# [Task objective]
Carry none of the pictures over; write out the complete data exactly.

(Items from a data source)
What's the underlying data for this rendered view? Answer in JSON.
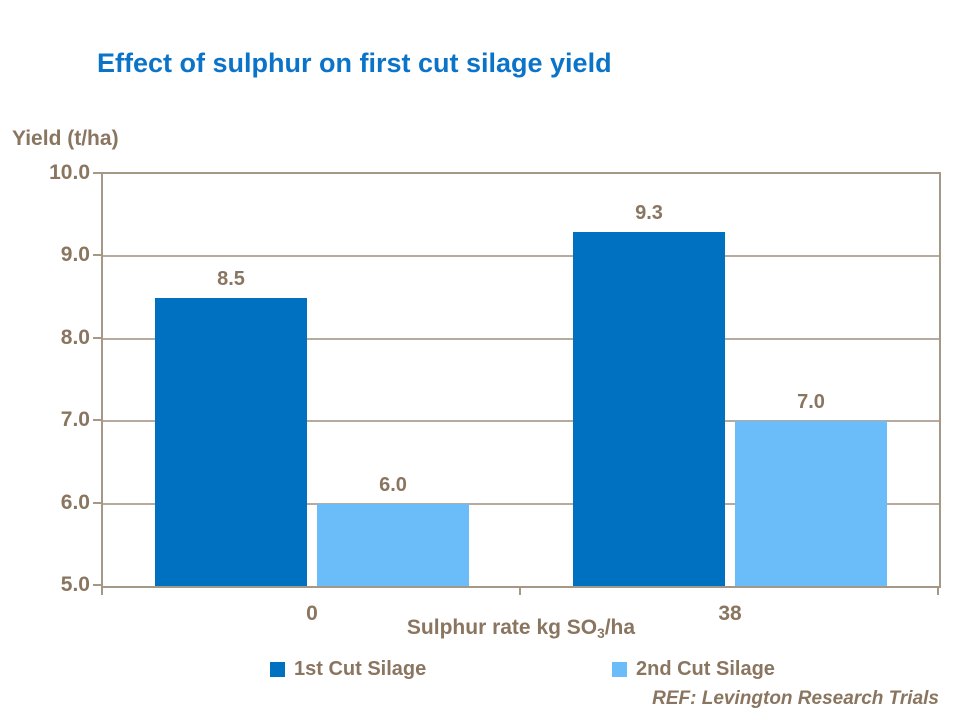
{
  "slide": {
    "title": "Effect of sulphur on first cut silage yield",
    "ref_note": "REF: Levington Research Trials"
  },
  "chart_data": {
    "type": "bar",
    "title": "Effect of sulphur on first cut silage yield",
    "categories": [
      "0",
      "38"
    ],
    "series": [
      {
        "name": "1st Cut Silage",
        "color": "#0070C0",
        "values": [
          8.5,
          9.3
        ]
      },
      {
        "name": "2nd Cut Silage",
        "color": "#6ABDF9",
        "values": [
          6.0,
          7.0
        ]
      }
    ],
    "ylabel": "Yield (t/ha)",
    "xlabel": "Sulphur rate kg SO3/ha",
    "xlabel_parts": {
      "pre": "Sulphur rate kg SO",
      "sub": "3",
      "post": "/ha"
    },
    "ylim": [
      5.0,
      10.0
    ],
    "ytick_step": 1.0,
    "yticks": [
      "10.0",
      "9.0",
      "8.0",
      "7.0",
      "6.0",
      "5.0"
    ],
    "grid": "horizontal",
    "legend_position": "bottom",
    "colors": {
      "title": "#0C74C8",
      "text": "#8A7660",
      "axis": "#A49886",
      "gridline": "#B5AA9C"
    }
  }
}
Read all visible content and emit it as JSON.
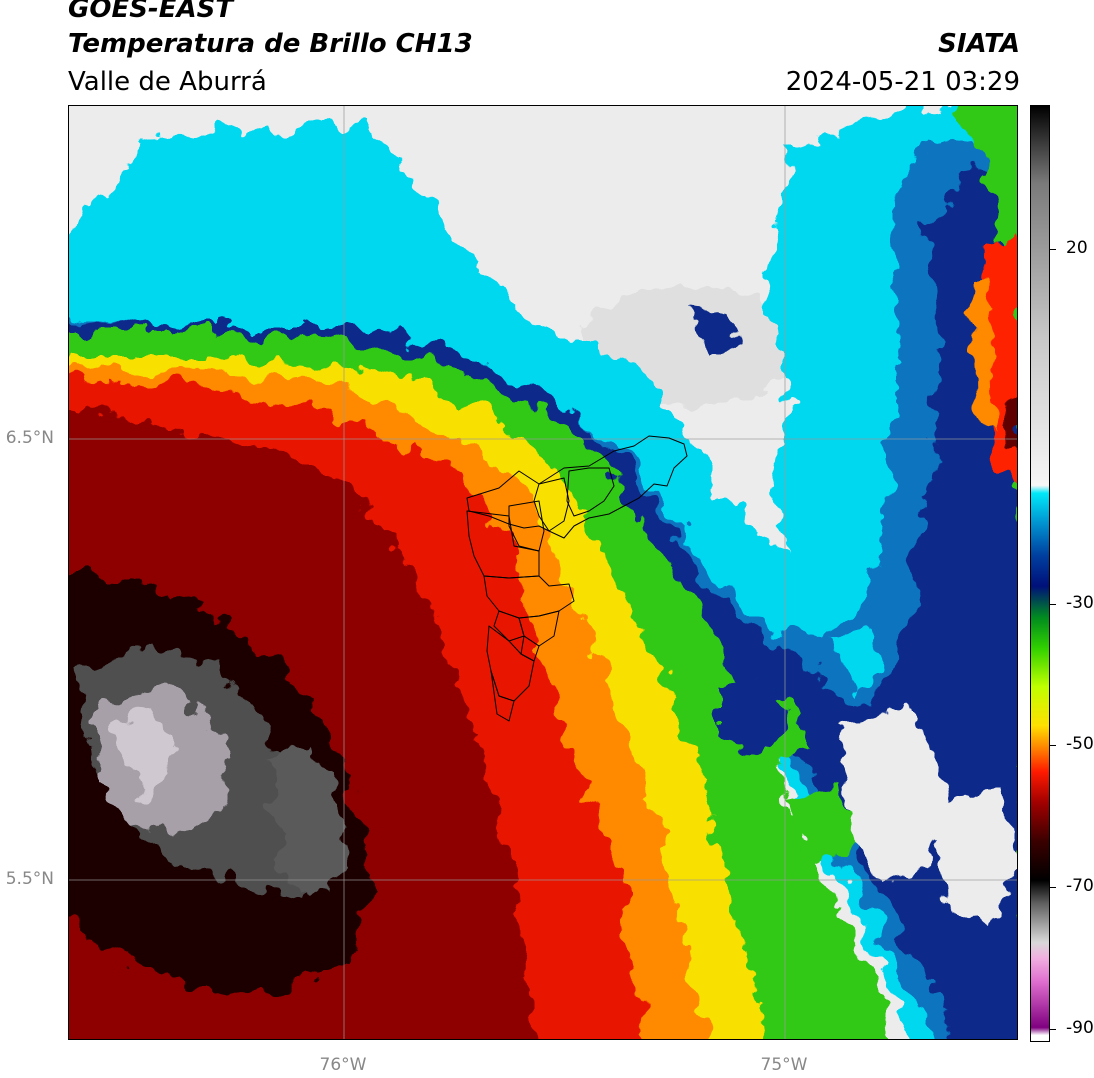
{
  "header": {
    "satellite": "GOES-EAST",
    "product": "Temperatura de Brillo CH13",
    "region": "Valle de Aburrá",
    "agency": "SIATA",
    "datetime": "2024-05-21 03:29"
  },
  "map": {
    "lat_ticks": [
      "6.5°N",
      "5.5°N"
    ],
    "lon_ticks": [
      "76°W",
      "75°W"
    ]
  },
  "colorbar": {
    "ticks": [
      "20",
      "-30",
      "-50",
      "-70",
      "-90"
    ],
    "stops": [
      {
        "value": -90,
        "color": "#ffffff"
      },
      {
        "value": -89,
        "color": "#800080"
      },
      {
        "value": -83,
        "color": "#e070d0"
      },
      {
        "value": -80,
        "color": "#f0b0e0"
      },
      {
        "value": -78,
        "color": "#d8d8d8"
      },
      {
        "value": -73,
        "color": "#606060"
      },
      {
        "value": -70,
        "color": "#000000"
      },
      {
        "value": -65,
        "color": "#3a0000"
      },
      {
        "value": -60,
        "color": "#a00000"
      },
      {
        "value": -56,
        "color": "#ff1a00"
      },
      {
        "value": -53,
        "color": "#ff8000"
      },
      {
        "value": -50,
        "color": "#ffe000"
      },
      {
        "value": -45,
        "color": "#c0ff00"
      },
      {
        "value": -40,
        "color": "#30d000"
      },
      {
        "value": -36,
        "color": "#008a20"
      },
      {
        "value": -32,
        "color": "#00107a"
      },
      {
        "value": -28,
        "color": "#0040a0"
      },
      {
        "value": -24,
        "color": "#0090d0"
      },
      {
        "value": -20,
        "color": "#00e8f8"
      },
      {
        "value": -19,
        "color": "#f6f6f6"
      },
      {
        "value": 0,
        "color": "#c8c8c8"
      },
      {
        "value": 20,
        "color": "#7a7a7a"
      },
      {
        "value": 30,
        "color": "#000000"
      }
    ]
  }
}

# [Final result]
What's the underlying data for this rendered view? Answer in JSON.
{
  "slide": {
    "title": "Effect of sulphur on first cut silage yield",
    "ref_note": "REF: Levington Research Trials"
  },
  "chart_data": {
    "type": "bar",
    "title": "Effect of sulphur on first cut silage yield",
    "categories": [
      "0",
      "38"
    ],
    "series": [
      {
        "name": "1st Cut Silage",
        "color": "#0070C0",
        "values": [
          8.5,
          9.3
        ]
      },
      {
        "name": "2nd Cut Silage",
        "color": "#6ABDF9",
        "values": [
          6.0,
          7.0
        ]
      }
    ],
    "ylabel": "Yield (t/ha)",
    "xlabel": "Sulphur rate kg SO3/ha",
    "xlabel_parts": {
      "pre": "Sulphur rate kg SO",
      "sub": "3",
      "post": "/ha"
    },
    "ylim": [
      5.0,
      10.0
    ],
    "ytick_step": 1.0,
    "yticks": [
      "10.0",
      "9.0",
      "8.0",
      "7.0",
      "6.0",
      "5.0"
    ],
    "grid": "horizontal",
    "legend_position": "bottom",
    "colors": {
      "title": "#0C74C8",
      "text": "#8A7660",
      "axis": "#A49886",
      "gridline": "#B5AA9C"
    }
  }
}
Read all visible content and emit it as JSON.
{
  "header": {
    "satellite": "GOES-EAST",
    "product": "Temperatura de Brillo CH13",
    "region": "Valle de Aburrá",
    "agency": "SIATA",
    "datetime": "2024-05-21 03:29"
  },
  "map": {
    "lat_ticks": [
      "6.5°N",
      "5.5°N"
    ],
    "lon_ticks": [
      "76°W",
      "75°W"
    ]
  },
  "colorbar": {
    "ticks": [
      "20",
      "-30",
      "-50",
      "-70",
      "-90"
    ],
    "stops": [
      {
        "value": -90,
        "color": "#ffffff"
      },
      {
        "value": -89,
        "color": "#800080"
      },
      {
        "value": -83,
        "color": "#e070d0"
      },
      {
        "value": -80,
        "color": "#f0b0e0"
      },
      {
        "value": -78,
        "color": "#d8d8d8"
      },
      {
        "value": -73,
        "color": "#606060"
      },
      {
        "value": -70,
        "color": "#000000"
      },
      {
        "value": -65,
        "color": "#3a0000"
      },
      {
        "value": -60,
        "color": "#a00000"
      },
      {
        "value": -56,
        "color": "#ff1a00"
      },
      {
        "value": -53,
        "color": "#ff8000"
      },
      {
        "value": -50,
        "color": "#ffe000"
      },
      {
        "value": -45,
        "color": "#c0ff00"
      },
      {
        "value": -40,
        "color": "#30d000"
      },
      {
        "value": -36,
        "color": "#008a20"
      },
      {
        "value": -32,
        "color": "#00107a"
      },
      {
        "value": -28,
        "color": "#0040a0"
      },
      {
        "value": -24,
        "color": "#0090d0"
      },
      {
        "value": -20,
        "color": "#00e8f8"
      },
      {
        "value": -19,
        "color": "#f6f6f6"
      },
      {
        "value": 0,
        "color": "#c8c8c8"
      },
      {
        "value": 20,
        "color": "#7a7a7a"
      },
      {
        "value": 30,
        "color": "#000000"
      }
    ]
  }
}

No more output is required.